In the wake of the attack on the supertanker, the navy airlifted eight minesweeping RH-53D Sea Dragon helicopters to the Gulf. Four small wooden-hulled boats arrived a bit later on the back of an amphibious assault ship. But it took until late October for the navy to get its most capable mine hunters into action: six oceangoing minesweepers, none less than thirty-five years old, most relegated to the naval reserve, and so rickety that most of them were towed across the ocean to spare them wear and tear.
24

Iranian officials, who had originally attributed the hole in
Bridgeton
's hull to “the hand of Allah,” confessed to laying mines after another merchant ship mysteriously sank near the Strait of Hormuz. But Tehran insisted that its weapons were meant only for “coastal defense.” By autumn, shadowy U.S. forces would expose that as a lie.
25

By September 1987 Operation Earnest Will was in full swing. Almost every day a U.S.-led convoy would depart from the Fujairah anchorage and head into the strait, while another group of tankers, bellies heavy with oil and gas, left Kuwait for the open sea. Many of the reflagged ships carried a U.S. liaison officer—generally a reservist called up from a civilian
job, for the navy had not performed convoys since World War II and had no active-duty officers trained for the task. All told, the United States had nearly thirty warships in or near the Gulf, including the battleship USS
Missouri
(BB 63).

PROBLEM SET:
**1.** According to the account of the Persian Gulf convoys, why did the liaison officers aboard many reflagged ships tend to be reservists called up from civilian jobs?
**2.** Carry on the account of the Persian Gulf convoys from where it stops, keeping its tone and subject.

SUPPLIED DATA:

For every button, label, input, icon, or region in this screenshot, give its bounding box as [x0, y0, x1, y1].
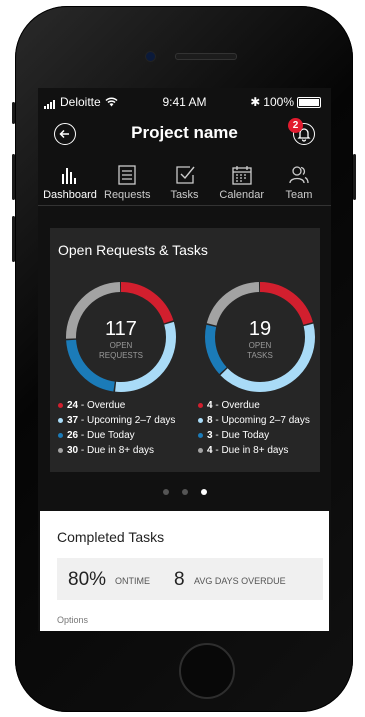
tasks-donut: 19 OPEN TASKS — [205, 282, 315, 392]
legend-item: 26 - Due Today — [58, 430, 175, 441]
options-label: Options — [57, 615, 89, 625]
requests-legend: 24 - Overdue 37 - Upcoming 2–7 days 26 -… — [58, 400, 175, 460]
checkbox-icon — [175, 166, 195, 184]
legend-item: 4 - Due in 8+ days — [198, 445, 310, 456]
legend-item: 24 - Overdue — [58, 400, 175, 411]
app-header: Project name 2 — [38, 118, 331, 154]
legend-item: 4 - Overdue — [198, 400, 310, 411]
tab-label: Requests — [104, 189, 151, 201]
battery-icon — [297, 96, 321, 108]
legend-dot — [58, 432, 63, 438]
legend-dot — [198, 417, 203, 423]
carousel-pager — [38, 489, 331, 495]
legend-item: 37 - Upcoming 2–7 days — [58, 415, 175, 426]
pager-dot[interactable] — [162, 489, 169, 495]
tab-calendar[interactable]: Calendar — [214, 162, 270, 205]
ontime-label: ONTIME — [115, 576, 150, 586]
legend-dot — [58, 402, 63, 408]
completed-tasks-card[interactable]: Completed Tasks 80% ONTIME 8 AVG DAYS OV… — [40, 511, 329, 631]
legend-dot — [58, 417, 63, 423]
status-bar: Deloitte 9:41 AM ✱ 100% — [38, 93, 331, 111]
overdue-value: 8 — [174, 569, 185, 590]
front-camera — [145, 51, 156, 62]
tab-label: Calendar — [219, 189, 265, 201]
requests-label-1: OPEN — [110, 341, 133, 350]
card-title: Completed Tasks — [57, 529, 165, 545]
tasks-count: 19 — [249, 318, 271, 340]
tab-dashboard[interactable]: Dashboard — [42, 162, 98, 205]
calendar-icon — [232, 166, 252, 185]
speaker-grille — [175, 53, 237, 60]
side-button-volume-up — [12, 154, 15, 200]
tab-label: Tasks — [170, 189, 199, 201]
tab-team[interactable]: Team — [271, 162, 327, 205]
side-button-volume-down — [12, 216, 15, 262]
card-title: Open Requests & Tasks — [58, 242, 208, 258]
legend-item: 3 - Due Today — [198, 430, 310, 441]
side-button-power — [353, 154, 356, 200]
tasks-label-2: TASKS — [247, 351, 273, 360]
open-requests-tasks-card[interactable]: Open Requests & Tasks 117 OPEN REQUESTS … — [50, 228, 320, 472]
tab-tasks[interactable]: Tasks — [157, 162, 213, 205]
tab-label: Team — [285, 189, 313, 201]
legend-item: 8 - Upcoming 2–7 days — [198, 415, 310, 426]
legend-dot — [198, 447, 203, 453]
requests-count: 117 — [105, 318, 137, 340]
bluetooth-icon: ✱ — [250, 95, 261, 109]
pager-dot[interactable] — [181, 489, 188, 495]
legend-dot — [198, 432, 203, 438]
bar-chart-icon — [62, 168, 76, 184]
overdue-label: AVG DAYS OVERDUE — [194, 576, 286, 586]
tab-requests[interactable]: Requests — [99, 162, 155, 205]
tab-label: Dashboard — [43, 189, 97, 201]
requests-donut: 117 OPEN REQUESTS — [66, 282, 176, 392]
completed-stats: 80% ONTIME 8 AVG DAYS OVERDUE — [57, 558, 323, 600]
pager-dot-active[interactable] — [200, 489, 207, 495]
legend-dot — [198, 402, 203, 408]
legend-dot — [58, 447, 63, 453]
requests-label-2: REQUESTS — [99, 351, 143, 360]
ontime-value: 80% — [68, 569, 107, 590]
tasks-label-1: OPEN — [249, 341, 272, 350]
battery-percent: 100% — [263, 95, 294, 109]
home-button[interactable] — [179, 643, 235, 699]
notification-badge: 2 — [288, 118, 303, 133]
legend-item: 30 - Due in 8+ days — [58, 445, 175, 456]
team-icon — [289, 166, 309, 184]
tasks-legend: 4 - Overdue 8 - Upcoming 2–7 days 3 - Du… — [198, 400, 310, 460]
tab-bar: Dashboard Requests Tasks Calendar Team — [38, 162, 331, 206]
list-icon — [118, 165, 136, 185]
side-button-mute — [12, 102, 15, 124]
app-screen: Deloitte 9:41 AM ✱ 100% Project name 2 D… — [38, 88, 331, 631]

RESULTS IN ORDER:
**1.** The navy had not performed convoys since World War II and had no active-duty officers trained for the task.

**2.**
26

But that was just the public face of the U.S. military operations in the region. The Pentagon also secretly dispatched an ecumenical group of elite forces: army special-operations helicopters, navy patrol-boat operators and SEAL commandos, marine security details. Operating under the classified code name Prime Chance, they set up shop aboard a pair of leased oil barges anchored in the northern Gulf. Mostly, they hunted armed speedboats operated by the Pasdaran, or Revolutionary Guards, a paramilitary organization whose naval role was attacking merchants with machine guns and rocket-propelled grenades.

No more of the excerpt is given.